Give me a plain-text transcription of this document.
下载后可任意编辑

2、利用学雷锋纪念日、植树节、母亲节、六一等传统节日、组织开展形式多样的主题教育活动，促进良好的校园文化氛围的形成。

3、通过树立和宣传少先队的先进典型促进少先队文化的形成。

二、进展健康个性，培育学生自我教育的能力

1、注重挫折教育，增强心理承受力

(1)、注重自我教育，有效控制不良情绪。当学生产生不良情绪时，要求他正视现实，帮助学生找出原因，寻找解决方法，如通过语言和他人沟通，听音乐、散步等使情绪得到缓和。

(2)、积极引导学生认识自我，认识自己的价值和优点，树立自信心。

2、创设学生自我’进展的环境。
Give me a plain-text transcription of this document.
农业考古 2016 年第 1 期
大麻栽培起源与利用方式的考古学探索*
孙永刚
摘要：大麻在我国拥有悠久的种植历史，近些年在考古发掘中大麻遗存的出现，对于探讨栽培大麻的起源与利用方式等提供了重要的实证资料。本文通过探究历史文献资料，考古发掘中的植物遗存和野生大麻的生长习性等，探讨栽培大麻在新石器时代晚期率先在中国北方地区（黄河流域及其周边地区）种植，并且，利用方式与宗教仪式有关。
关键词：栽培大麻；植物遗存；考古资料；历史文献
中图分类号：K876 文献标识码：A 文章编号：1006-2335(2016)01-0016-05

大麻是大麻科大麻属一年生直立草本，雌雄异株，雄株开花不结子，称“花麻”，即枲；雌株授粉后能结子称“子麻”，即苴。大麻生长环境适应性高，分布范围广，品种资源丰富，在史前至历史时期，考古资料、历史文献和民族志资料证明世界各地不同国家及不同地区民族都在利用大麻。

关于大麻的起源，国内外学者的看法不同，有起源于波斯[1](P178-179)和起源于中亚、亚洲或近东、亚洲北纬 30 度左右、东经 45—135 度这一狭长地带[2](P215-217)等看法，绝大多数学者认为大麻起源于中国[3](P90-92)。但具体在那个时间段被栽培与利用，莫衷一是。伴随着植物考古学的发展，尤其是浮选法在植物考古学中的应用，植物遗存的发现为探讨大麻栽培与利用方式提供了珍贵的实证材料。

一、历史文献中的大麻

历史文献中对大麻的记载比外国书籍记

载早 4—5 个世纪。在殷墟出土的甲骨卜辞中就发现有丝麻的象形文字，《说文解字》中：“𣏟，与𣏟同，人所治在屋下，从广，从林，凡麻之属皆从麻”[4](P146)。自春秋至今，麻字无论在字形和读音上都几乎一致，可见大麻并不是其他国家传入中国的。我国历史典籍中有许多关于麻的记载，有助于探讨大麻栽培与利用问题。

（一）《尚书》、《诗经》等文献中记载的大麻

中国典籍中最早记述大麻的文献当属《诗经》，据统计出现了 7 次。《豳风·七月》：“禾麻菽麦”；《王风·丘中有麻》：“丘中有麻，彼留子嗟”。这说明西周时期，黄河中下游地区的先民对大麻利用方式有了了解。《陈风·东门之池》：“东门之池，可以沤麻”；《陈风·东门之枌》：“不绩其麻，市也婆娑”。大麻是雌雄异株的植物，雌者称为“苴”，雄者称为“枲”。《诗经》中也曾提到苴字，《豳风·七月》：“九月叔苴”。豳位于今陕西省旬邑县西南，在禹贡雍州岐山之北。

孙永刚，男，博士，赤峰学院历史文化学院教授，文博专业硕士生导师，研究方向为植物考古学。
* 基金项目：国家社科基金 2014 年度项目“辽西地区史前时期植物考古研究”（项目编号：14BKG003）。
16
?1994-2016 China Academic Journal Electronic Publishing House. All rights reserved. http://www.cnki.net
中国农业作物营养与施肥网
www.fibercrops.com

________________________

Short problem:
Print all the data exactly.

Task answer:
Give me a plain-text transcription of this document.
下载后可任意编辑

2、利用学雷锋纪念日、植树节、母亲节、六一等传统节日、组织开展形式多样的主题教育活动，促进良好的校园文化氛围的形成。

3、通过树立和宣传少先队的先进典型促进少先队文化的形成。

二、进展健康个性，培育学生自我教育的能力

1、注重挫折教育，增强心理承受力

(1)、注重自我教育，有效控制不良情绪。当学生产生不良情绪时，要求他正视现实，帮助学生找出原因，寻找解决方法，如通过语言和他人沟通，听音乐、散步等使情绪得到缓和。

(2)、积极引导学生认识自我，认识自己的价值和优点，树立自信心。

2、创设学生自我’进展的环境。
Give me a plain-text transcription of this document.
农业考古 2016 年第 1 期
大麻栽培起源与利用方式的考古学探索*
孙永刚
摘要：大麻在我国拥有悠久的种植历史，近些年在考古发掘中大麻遗存的出现，对于探讨栽培大麻的起源与利用方式等提供了重要的实证资料。本文通过探究历史文献资料，考古发掘中的植物遗存和野生大麻的生长习性等，探讨栽培大麻在新石器时代晚期率先在中国北方地区（黄河流域及其周边地区）种植，并且，利用方式与宗教仪式有关。
关键词：栽培大麻；植物遗存；考古资料；历史文献
中图分类号：K876 文献标识码：A 文章编号：1006-2335(2016)01-0016-05

大麻是大麻科大麻属一年生直立草本，雌雄异株，雄株开花不结子，称“花麻”，即枲；雌株授粉后能结子称“子麻”，即苴。大麻生长环境适应性高，分布范围广，品种资源丰富，在史前至历史时期，考古资料、历史文献和民族志资料证明世界各地不同国家及不同地区民族都在利用大麻。

关于大麻的起源，国内外学者的看法不同，有起源于波斯[1](P178-179)和起源于中亚、亚洲或近东、亚洲北纬 30 度左右、东经 45—135 度这一狭长地带[2](P215-217)等看法，绝大多数学者认为大麻起源于中国[3](P90-92)。但具体在那个时间段被栽培与利用，莫衷一是。伴随着植物考古学的发展，尤其是浮选法在植物考古学中的应用，植物遗存的发现为探讨大麻栽培与利用方式提供了珍贵的实证材料。

一、历史文献中的大麻

历史文献中对大麻的记载比外国书籍记

载早 4—5 个世纪。在殷墟出土的甲骨卜辞中就发现有丝麻的象形文字，《说文解字》中：“𣏟，与𣏟同，人所治在屋下，从广，从林，凡麻之属皆从麻”[4](P146)。自春秋至今，麻字无论在字形和读音上都几乎一致，可见大麻并不是其他国家传入中国的。我国历史典籍中有许多关于麻的记载，有助于探讨大麻栽培与利用问题。

（一）《尚书》、《诗经》等文献中记载的大麻

中国典籍中最早记述大麻的文献当属《诗经》，据统计出现了 7 次。《豳风·七月》：“禾麻菽麦”；《王风·丘中有麻》：“丘中有麻，彼留子嗟”。这说明西周时期，黄河中下游地区的先民对大麻利用方式有了了解。《陈风·东门之池》：“东门之池，可以沤麻”；《陈风·东门之枌》：“不绩其麻，市也婆娑”。大麻是雌雄异株的植物，雌者称为“苴”，雄者称为“枲”。《诗经》中也曾提到苴字，《豳风·七月》：“九月叔苴”。豳位于今陕西省旬邑县西南，在禹贡雍州岐山之北。

孙永刚，男，博士，赤峰学院历史文化学院教授，文博专业硕士生导师，研究方向为植物考古学。
* 基金项目：国家社科基金 2014 年度项目“辽西地区史前时期植物考古研究”（项目编号：14BKG003）。
16
?1994-2016 China Academic Journal Electronic Publishing House. All rights reserved. http://www.cnki.net
中国农业作物营养与施肥网
www.fibercrops.com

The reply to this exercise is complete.